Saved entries
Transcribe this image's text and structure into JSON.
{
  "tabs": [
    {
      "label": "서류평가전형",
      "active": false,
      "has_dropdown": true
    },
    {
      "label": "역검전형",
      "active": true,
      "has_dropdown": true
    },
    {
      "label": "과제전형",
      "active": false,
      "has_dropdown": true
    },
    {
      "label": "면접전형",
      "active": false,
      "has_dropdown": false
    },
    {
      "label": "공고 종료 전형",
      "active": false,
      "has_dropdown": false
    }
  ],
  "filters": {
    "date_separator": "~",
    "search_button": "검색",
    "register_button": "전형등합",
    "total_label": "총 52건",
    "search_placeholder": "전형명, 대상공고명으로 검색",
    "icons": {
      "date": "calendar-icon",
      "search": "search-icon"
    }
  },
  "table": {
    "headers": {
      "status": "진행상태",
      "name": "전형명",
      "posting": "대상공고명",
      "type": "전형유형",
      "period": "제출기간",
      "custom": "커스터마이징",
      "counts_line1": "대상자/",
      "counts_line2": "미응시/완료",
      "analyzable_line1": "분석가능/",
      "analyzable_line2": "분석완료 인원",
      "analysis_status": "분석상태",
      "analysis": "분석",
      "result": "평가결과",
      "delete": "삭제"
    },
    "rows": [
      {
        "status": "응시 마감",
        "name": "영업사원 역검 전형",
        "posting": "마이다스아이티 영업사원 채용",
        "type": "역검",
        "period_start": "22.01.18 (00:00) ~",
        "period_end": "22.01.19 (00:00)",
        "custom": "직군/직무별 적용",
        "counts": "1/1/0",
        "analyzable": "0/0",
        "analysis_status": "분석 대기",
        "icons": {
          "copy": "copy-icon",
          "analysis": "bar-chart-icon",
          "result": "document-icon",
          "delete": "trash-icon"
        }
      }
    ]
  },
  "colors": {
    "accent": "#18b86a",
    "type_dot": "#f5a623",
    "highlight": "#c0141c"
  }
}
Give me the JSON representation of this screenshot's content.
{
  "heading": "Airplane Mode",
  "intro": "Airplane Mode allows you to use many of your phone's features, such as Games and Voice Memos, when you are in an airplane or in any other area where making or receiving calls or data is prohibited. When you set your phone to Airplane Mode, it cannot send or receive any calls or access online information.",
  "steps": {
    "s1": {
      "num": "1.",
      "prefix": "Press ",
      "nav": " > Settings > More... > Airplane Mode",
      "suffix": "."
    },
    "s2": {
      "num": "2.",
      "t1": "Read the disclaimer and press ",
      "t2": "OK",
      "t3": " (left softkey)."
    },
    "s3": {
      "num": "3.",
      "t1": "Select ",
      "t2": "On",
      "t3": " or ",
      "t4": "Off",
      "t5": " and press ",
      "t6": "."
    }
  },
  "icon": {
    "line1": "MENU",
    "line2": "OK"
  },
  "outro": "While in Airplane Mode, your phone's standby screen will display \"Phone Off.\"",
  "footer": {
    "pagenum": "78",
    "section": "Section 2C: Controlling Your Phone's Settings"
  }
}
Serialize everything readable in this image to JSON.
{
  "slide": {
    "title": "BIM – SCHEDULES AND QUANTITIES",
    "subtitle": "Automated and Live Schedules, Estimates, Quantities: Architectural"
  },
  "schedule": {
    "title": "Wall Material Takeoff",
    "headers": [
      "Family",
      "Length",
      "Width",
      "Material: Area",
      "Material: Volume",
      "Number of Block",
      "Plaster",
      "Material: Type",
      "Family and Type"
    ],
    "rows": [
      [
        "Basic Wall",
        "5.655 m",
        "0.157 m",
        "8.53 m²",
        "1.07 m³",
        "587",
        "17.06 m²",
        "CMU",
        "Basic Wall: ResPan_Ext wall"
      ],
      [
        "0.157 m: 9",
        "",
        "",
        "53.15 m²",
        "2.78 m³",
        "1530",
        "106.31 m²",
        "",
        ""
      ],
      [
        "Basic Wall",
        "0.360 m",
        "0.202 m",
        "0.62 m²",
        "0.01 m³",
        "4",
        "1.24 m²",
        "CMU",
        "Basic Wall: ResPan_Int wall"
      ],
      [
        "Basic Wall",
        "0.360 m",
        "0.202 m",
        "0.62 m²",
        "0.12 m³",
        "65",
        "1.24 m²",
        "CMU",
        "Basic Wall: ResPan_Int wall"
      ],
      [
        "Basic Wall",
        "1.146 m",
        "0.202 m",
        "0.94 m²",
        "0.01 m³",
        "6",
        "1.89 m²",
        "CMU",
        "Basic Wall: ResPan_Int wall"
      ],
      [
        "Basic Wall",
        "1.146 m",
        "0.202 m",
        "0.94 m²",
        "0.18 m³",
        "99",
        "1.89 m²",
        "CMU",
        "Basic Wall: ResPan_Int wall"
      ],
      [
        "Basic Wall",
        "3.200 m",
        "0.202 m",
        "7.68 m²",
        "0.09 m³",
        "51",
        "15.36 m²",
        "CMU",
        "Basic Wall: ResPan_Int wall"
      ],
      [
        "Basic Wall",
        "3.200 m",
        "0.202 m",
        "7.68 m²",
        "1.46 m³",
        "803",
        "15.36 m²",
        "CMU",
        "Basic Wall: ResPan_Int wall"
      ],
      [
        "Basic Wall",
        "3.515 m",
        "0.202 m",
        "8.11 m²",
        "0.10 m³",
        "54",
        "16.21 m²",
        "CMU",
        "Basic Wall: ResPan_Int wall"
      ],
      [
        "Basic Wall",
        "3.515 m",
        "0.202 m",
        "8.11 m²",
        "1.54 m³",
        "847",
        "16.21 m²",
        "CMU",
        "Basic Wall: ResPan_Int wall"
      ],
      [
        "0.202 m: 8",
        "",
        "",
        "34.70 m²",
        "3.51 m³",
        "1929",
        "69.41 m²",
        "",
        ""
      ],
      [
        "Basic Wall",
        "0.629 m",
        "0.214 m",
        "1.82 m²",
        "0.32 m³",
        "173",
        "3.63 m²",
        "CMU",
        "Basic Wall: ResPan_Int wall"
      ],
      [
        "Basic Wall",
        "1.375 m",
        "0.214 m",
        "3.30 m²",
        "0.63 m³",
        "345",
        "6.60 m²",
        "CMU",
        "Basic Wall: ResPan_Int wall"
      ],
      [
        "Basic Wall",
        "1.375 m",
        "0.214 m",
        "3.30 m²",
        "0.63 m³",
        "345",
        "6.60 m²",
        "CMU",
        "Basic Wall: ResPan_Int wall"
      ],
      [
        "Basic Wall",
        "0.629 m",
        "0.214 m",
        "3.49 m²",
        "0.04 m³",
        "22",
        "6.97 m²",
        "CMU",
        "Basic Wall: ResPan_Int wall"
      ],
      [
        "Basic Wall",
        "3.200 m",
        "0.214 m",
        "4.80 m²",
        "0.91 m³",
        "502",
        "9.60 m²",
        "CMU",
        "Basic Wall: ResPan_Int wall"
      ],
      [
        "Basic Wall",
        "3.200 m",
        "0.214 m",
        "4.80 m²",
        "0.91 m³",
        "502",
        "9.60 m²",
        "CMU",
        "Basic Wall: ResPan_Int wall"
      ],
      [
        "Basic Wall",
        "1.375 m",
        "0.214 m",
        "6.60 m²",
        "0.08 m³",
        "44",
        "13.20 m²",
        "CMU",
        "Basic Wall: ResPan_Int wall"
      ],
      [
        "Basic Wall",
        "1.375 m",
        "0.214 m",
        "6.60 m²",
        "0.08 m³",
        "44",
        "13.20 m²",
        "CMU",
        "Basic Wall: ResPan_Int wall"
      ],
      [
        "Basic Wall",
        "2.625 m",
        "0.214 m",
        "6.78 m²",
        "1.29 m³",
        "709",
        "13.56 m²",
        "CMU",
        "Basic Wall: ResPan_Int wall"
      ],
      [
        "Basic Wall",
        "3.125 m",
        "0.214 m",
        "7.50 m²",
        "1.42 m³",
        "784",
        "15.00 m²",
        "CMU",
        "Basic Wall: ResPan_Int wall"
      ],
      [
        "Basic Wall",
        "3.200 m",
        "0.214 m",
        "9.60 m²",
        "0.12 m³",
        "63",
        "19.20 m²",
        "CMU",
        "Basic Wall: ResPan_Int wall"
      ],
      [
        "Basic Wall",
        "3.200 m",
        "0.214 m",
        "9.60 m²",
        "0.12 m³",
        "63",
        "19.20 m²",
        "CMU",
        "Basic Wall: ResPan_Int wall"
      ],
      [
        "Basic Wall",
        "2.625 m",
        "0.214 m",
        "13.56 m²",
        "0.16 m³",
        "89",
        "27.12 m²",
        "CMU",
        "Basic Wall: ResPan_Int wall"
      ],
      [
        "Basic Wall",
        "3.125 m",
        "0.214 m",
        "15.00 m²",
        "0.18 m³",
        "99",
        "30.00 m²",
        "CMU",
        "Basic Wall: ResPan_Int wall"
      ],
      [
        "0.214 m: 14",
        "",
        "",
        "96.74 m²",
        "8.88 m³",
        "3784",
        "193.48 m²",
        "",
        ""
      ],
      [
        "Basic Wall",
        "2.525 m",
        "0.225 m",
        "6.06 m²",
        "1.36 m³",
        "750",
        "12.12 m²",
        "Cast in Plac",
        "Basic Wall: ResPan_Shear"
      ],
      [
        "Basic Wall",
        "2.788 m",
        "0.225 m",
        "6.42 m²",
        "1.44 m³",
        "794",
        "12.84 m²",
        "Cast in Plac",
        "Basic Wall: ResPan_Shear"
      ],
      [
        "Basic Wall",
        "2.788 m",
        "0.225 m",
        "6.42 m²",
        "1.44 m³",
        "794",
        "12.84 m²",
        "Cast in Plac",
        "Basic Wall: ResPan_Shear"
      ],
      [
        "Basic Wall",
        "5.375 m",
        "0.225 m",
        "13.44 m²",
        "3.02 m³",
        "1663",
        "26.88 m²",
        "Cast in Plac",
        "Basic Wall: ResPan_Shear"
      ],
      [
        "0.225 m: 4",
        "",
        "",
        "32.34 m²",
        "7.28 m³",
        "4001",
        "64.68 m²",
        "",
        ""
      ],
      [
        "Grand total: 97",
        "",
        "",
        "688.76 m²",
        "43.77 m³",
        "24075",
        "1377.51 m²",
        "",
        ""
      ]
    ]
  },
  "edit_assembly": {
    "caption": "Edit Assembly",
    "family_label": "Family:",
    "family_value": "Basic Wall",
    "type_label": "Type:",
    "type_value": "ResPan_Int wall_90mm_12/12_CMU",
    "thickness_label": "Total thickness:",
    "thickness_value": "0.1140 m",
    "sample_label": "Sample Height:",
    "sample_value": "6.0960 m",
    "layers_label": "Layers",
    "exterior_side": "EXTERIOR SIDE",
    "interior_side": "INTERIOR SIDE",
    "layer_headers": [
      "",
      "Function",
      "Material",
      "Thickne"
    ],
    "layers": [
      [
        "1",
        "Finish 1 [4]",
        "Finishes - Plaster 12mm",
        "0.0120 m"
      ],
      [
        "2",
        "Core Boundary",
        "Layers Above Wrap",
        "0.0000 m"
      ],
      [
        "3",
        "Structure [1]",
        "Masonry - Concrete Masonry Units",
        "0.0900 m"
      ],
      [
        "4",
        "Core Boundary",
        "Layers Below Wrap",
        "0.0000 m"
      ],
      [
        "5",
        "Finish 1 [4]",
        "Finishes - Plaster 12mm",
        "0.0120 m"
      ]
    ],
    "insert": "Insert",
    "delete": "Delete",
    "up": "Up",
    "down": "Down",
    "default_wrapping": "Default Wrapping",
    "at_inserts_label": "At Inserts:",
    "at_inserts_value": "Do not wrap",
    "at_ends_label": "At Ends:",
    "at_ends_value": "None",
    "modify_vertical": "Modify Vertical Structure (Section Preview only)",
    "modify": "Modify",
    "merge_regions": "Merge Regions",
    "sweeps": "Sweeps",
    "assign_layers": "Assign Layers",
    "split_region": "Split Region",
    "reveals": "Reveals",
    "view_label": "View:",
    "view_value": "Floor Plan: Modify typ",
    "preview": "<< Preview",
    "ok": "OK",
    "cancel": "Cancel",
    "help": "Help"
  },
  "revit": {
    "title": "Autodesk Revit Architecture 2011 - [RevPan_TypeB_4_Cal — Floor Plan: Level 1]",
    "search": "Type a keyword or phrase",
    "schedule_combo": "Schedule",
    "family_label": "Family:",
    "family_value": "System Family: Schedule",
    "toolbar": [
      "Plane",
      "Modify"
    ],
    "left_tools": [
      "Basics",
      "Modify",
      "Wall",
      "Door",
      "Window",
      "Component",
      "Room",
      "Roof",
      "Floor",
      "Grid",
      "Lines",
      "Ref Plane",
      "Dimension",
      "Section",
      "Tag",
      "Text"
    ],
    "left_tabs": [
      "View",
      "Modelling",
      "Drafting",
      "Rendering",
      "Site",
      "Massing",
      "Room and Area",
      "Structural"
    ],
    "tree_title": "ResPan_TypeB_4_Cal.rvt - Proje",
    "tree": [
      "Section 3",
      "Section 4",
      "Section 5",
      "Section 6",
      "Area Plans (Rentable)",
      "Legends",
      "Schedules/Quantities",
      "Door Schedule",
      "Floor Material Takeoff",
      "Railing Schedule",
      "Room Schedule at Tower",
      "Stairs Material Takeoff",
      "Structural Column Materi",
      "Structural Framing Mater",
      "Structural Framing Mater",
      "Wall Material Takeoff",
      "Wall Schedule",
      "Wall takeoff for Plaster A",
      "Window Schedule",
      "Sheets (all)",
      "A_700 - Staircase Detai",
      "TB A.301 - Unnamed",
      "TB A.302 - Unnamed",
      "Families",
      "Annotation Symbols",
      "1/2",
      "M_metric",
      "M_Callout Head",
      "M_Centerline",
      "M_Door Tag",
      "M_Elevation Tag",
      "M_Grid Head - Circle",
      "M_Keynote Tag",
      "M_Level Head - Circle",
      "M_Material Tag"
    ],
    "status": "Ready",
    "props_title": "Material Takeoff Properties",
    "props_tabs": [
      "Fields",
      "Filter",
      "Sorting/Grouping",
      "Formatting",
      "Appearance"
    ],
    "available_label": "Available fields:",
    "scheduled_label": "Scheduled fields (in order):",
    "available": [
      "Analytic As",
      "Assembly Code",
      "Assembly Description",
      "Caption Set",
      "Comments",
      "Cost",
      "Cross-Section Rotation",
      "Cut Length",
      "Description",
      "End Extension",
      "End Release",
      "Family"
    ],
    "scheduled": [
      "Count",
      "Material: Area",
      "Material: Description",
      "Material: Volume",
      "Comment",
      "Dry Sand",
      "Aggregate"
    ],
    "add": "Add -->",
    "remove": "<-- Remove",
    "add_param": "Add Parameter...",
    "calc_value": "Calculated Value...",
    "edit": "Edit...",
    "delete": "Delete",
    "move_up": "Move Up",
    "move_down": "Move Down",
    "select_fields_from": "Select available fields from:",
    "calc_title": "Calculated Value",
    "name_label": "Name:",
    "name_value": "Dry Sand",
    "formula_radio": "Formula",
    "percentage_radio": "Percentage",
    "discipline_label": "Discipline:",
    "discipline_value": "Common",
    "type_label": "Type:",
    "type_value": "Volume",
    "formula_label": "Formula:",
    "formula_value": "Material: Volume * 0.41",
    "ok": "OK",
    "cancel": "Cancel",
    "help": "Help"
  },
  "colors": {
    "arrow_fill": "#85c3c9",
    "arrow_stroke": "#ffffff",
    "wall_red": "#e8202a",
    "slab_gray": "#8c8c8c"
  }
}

Task directions: Within the data above, pick out all lines holding the word "delete".

Finished answer:
      "delete": "삭제"
          "delete": "trash-icon"
    "delete": "Delete",
    "delete": "Delete",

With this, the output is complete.